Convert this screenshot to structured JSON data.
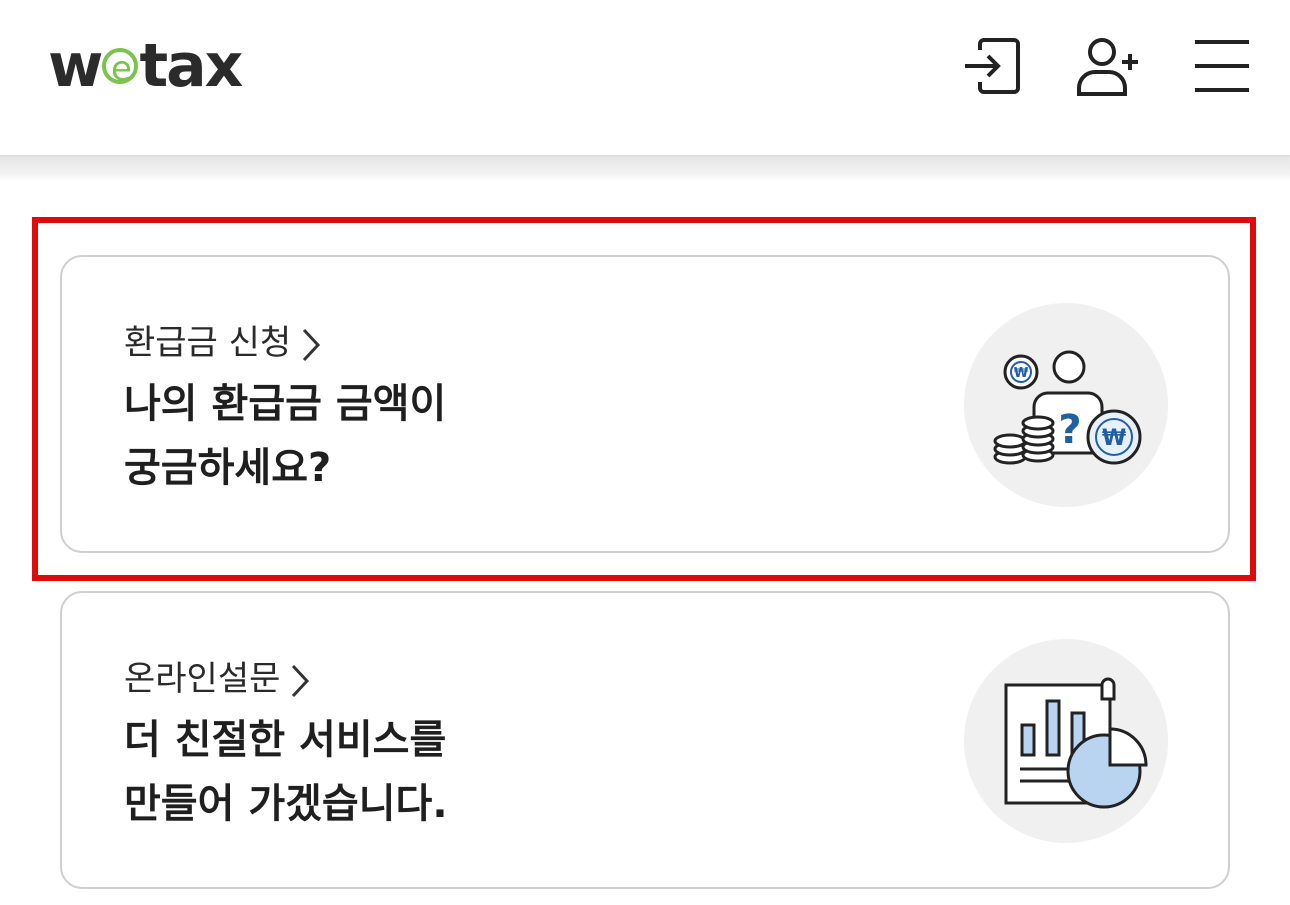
{
  "header": {
    "logo": {
      "prefix": "w",
      "mid": "e",
      "suffix": "tax"
    },
    "icons": [
      "login-icon",
      "signup-icon",
      "menu-icon"
    ]
  },
  "cards": [
    {
      "link": "환급금 신청",
      "title_lines": [
        "나의 환급금 금액이",
        "궁금하세요?"
      ],
      "icon": "refund-illustration",
      "highlighted": true
    },
    {
      "link": "온라인설문",
      "title_lines": [
        "더 친절한 서비스를",
        "만들어 가겠습니다."
      ],
      "icon": "survey-chart-illustration",
      "highlighted": false
    }
  ],
  "colors": {
    "highlight": "#dd0b0b",
    "logo_green": "#7cc24f",
    "accent_blue": "#1f5fa3",
    "chart_fill": "#b9d4f0"
  }
}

> _WRITTEN EXERCISE_: Each line in the records above should be reproduced exactly; images are not copied.

> _RESPONSE TO THIS TASK_:
Convert this screenshot to structured JSON data.
{
  "header": {
    "logo": {
      "prefix": "w",
      "mid": "e",
      "suffix": "tax"
    },
    "icons": [
      "login-icon",
      "signup-icon",
      "menu-icon"
    ]
  },
  "cards": [
    {
      "link": "환급금 신청",
      "title_lines": [
        "나의 환급금 금액이",
        "궁금하세요?"
      ],
      "icon": "refund-illustration",
      "highlighted": true
    },
    {
      "link": "온라인설문",
      "title_lines": [
        "더 친절한 서비스를",
        "만들어 가겠습니다."
      ],
      "icon": "survey-chart-illustration",
      "highlighted": false
    }
  ],
  "colors": {
    "highlight": "#dd0b0b",
    "logo_green": "#7cc24f",
    "accent_blue": "#1f5fa3",
    "chart_fill": "#b9d4f0"
  }
}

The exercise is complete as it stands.